• **Short exercise**:
Extract all lines that hold "supported" from the records below.

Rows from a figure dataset
*-*-*

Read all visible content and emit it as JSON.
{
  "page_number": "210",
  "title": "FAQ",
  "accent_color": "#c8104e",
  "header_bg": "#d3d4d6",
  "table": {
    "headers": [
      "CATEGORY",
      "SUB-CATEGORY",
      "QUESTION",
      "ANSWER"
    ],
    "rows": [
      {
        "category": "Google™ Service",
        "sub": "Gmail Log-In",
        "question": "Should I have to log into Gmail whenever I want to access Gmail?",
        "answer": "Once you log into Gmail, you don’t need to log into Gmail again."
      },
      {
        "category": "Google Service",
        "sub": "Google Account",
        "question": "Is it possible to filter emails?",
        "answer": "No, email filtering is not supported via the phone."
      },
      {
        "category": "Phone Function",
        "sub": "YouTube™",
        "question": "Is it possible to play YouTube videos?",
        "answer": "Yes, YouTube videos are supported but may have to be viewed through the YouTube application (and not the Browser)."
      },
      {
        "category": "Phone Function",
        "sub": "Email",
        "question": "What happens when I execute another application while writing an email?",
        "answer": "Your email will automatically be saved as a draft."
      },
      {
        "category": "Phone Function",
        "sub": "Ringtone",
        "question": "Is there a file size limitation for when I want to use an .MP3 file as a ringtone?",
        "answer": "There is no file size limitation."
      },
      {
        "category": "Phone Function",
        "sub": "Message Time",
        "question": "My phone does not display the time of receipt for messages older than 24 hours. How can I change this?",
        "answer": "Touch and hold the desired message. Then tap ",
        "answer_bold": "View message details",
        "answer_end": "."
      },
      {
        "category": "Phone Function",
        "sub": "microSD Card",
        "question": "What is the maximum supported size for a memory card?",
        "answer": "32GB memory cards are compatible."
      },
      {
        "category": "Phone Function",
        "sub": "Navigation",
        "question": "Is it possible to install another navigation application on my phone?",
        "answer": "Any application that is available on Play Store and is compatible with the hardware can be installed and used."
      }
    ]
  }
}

*-*-*

• **Output below**:
        "answer": "No, email filtering is not supported via the phone."
        "answer": "Yes, YouTube videos are supported but may have to be viewed through the YouTube application (and not the Browser)."
        "question": "What is the maximum supported size for a memory card?",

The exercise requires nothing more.